## RECORDS FOR PROCESSING
--- Begin ---

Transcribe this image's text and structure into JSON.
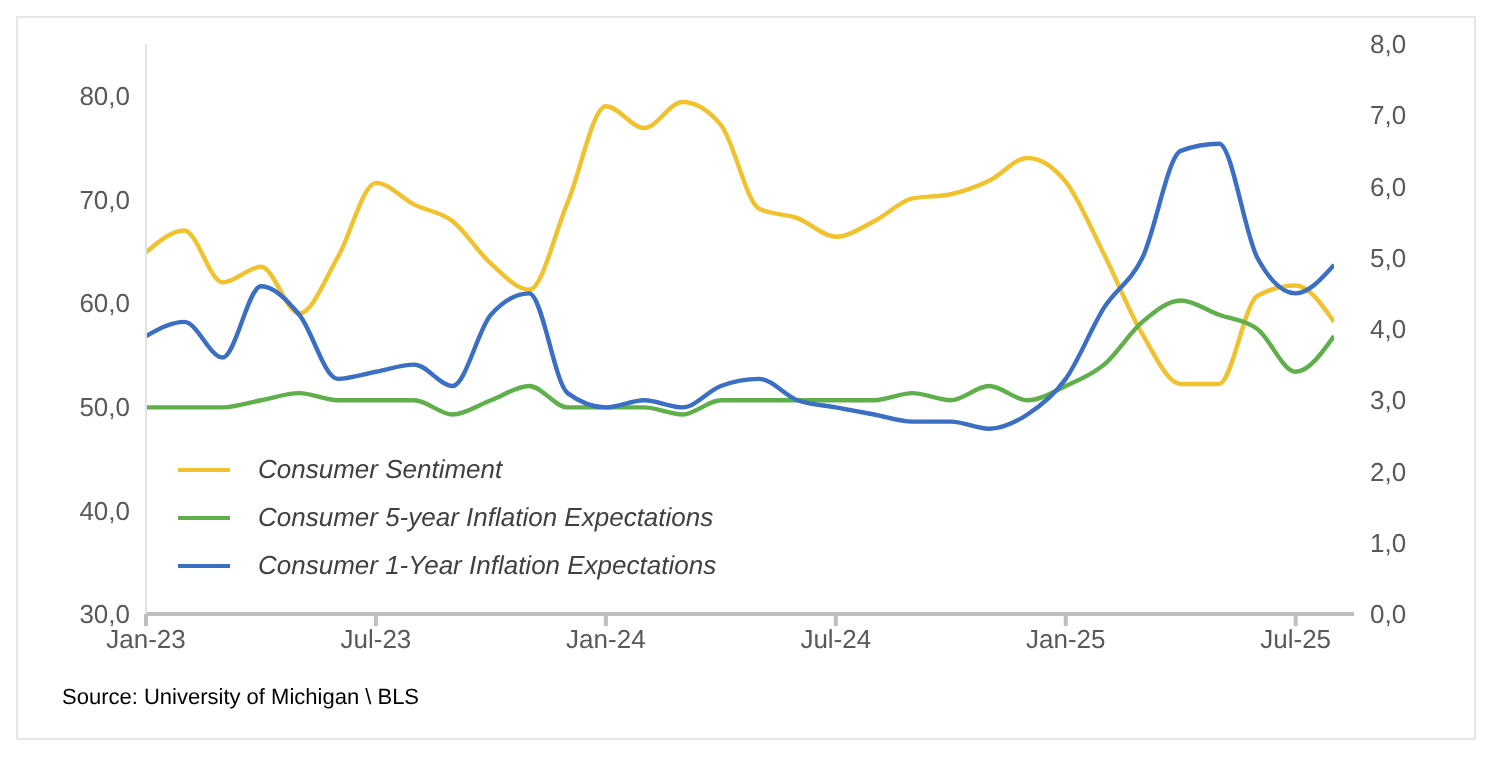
{
  "chart_data": {
    "type": "line",
    "categories": [
      "Jan-23",
      null,
      null,
      null,
      null,
      null,
      "Jul-23",
      null,
      null,
      null,
      null,
      null,
      "Jan-24",
      null,
      null,
      null,
      null,
      null,
      "Jul-24",
      null,
      null,
      null,
      null,
      null,
      "Jan-25",
      null,
      null,
      null,
      null,
      null,
      "Jul-25",
      null
    ],
    "series": [
      {
        "name": "Consumer Sentiment",
        "color": "#f2c12e",
        "values": [
          64.9,
          67.0,
          62.0,
          63.5,
          59.0,
          64.4,
          71.6,
          69.5,
          67.9,
          63.8,
          61.3,
          69.7,
          79.0,
          76.9,
          79.4,
          77.2,
          69.1,
          68.2,
          66.4,
          67.9,
          70.1,
          70.5,
          71.8,
          74.0,
          71.7,
          64.7,
          57.0,
          52.2,
          52.2,
          60.7,
          61.7,
          58.2
        ]
      },
      {
        "name": "Consumer 5-year Inflation Expectations",
        "color": "#5fb04a",
        "axis": "y2",
        "values": [
          2.9,
          2.9,
          2.9,
          3.0,
          3.1,
          3.0,
          3.0,
          3.0,
          2.8,
          3.0,
          3.2,
          2.9,
          2.9,
          2.9,
          2.8,
          3.0,
          3.0,
          3.0,
          3.0,
          3.0,
          3.1,
          3.0,
          3.2,
          3.0,
          3.2,
          3.5,
          4.1,
          4.4,
          4.2,
          4.0,
          3.4,
          3.9
        ]
      },
      {
        "name": "Consumer 1-Year Inflation Expectations",
        "color": "#3b6fc4",
        "axis": "y2",
        "values": [
          3.9,
          4.1,
          3.6,
          4.6,
          4.2,
          3.3,
          3.4,
          3.5,
          3.2,
          4.2,
          4.5,
          3.1,
          2.9,
          3.0,
          2.9,
          3.2,
          3.3,
          3.0,
          2.9,
          2.8,
          2.7,
          2.7,
          2.6,
          2.8,
          3.3,
          4.3,
          5.0,
          6.5,
          6.6,
          5.0,
          4.5,
          4.9
        ]
      }
    ],
    "ylim": [
      30,
      85
    ],
    "yticks": [
      {
        "value": 30,
        "label": "30,0"
      },
      {
        "value": 40,
        "label": "40,0"
      },
      {
        "value": 50,
        "label": "50,0"
      },
      {
        "value": 60,
        "label": "60,0"
      },
      {
        "value": 70,
        "label": "70,0"
      },
      {
        "value": 80,
        "label": "80,0"
      }
    ],
    "y2lim": [
      0,
      8
    ],
    "y2ticks": [
      {
        "value": 0,
        "label": "0,0"
      },
      {
        "value": 1,
        "label": "1,0"
      },
      {
        "value": 2,
        "label": "2,0"
      },
      {
        "value": 3,
        "label": "3,0"
      },
      {
        "value": 4,
        "label": "4,0"
      },
      {
        "value": 5,
        "label": "5,0"
      },
      {
        "value": 6,
        "label": "6,0"
      },
      {
        "value": 7,
        "label": "7,0"
      },
      {
        "value": 8,
        "label": "8,0"
      }
    ],
    "grid": false,
    "legend": "bottom left",
    "marker": "none",
    "line_style": "solid",
    "annotations": [
      "Source: University of Michigan \\ BLS"
    ]
  }
}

--- End ---

## WHAT YOU ARE ASKED TO DO
Return all lines with the word "Expectations" in them.

## REPLY
        "name": "Consumer 5-year Inflation Expectations",
        "name": "Consumer 1-Year Inflation Expectations",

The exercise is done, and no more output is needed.